TASK BRIEF ::
Say how many lines in the records include the string "linked", adding no other words.

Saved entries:
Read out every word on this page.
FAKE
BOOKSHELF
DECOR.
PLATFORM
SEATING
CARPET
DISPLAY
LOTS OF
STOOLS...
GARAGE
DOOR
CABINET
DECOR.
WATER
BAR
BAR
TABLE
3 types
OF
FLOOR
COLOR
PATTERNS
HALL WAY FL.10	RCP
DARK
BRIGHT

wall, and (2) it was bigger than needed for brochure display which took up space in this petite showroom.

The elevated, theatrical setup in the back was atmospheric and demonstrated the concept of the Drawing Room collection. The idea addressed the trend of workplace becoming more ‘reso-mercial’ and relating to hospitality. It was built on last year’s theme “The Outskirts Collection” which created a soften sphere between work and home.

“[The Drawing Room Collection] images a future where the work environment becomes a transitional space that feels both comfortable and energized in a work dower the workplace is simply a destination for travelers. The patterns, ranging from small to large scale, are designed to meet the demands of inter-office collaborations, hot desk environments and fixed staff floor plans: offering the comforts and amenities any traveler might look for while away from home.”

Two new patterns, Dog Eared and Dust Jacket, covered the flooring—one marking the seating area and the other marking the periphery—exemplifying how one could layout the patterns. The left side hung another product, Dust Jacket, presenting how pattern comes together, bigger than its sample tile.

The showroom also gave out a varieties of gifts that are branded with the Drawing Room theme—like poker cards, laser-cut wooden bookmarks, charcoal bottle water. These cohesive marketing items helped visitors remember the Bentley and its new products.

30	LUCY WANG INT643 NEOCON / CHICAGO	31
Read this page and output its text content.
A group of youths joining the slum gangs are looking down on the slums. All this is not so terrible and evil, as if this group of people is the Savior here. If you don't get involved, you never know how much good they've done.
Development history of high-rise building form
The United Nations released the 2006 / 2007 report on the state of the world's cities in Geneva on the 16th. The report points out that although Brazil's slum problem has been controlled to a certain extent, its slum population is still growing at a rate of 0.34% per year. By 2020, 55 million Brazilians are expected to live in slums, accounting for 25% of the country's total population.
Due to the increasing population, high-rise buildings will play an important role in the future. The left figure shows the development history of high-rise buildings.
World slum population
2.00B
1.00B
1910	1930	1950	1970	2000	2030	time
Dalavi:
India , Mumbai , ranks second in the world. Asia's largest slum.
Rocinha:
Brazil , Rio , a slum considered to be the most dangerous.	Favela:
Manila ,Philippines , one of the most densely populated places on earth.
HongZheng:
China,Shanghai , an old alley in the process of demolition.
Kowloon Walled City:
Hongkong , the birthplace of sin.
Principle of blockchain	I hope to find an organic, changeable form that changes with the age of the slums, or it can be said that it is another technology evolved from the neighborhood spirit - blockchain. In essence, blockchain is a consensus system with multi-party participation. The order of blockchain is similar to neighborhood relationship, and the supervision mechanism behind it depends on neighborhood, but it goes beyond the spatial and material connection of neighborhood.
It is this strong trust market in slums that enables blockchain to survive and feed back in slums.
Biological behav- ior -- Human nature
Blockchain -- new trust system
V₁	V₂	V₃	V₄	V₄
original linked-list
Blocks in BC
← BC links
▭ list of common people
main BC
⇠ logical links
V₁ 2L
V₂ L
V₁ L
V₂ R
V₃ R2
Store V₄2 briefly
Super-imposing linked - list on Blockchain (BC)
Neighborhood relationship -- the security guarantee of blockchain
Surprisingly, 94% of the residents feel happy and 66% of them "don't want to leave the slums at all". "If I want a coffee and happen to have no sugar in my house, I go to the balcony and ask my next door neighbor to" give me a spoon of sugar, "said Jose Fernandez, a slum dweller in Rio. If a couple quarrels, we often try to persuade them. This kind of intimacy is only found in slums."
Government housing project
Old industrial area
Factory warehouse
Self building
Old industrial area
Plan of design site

EXERCISE OUTPUT ::
2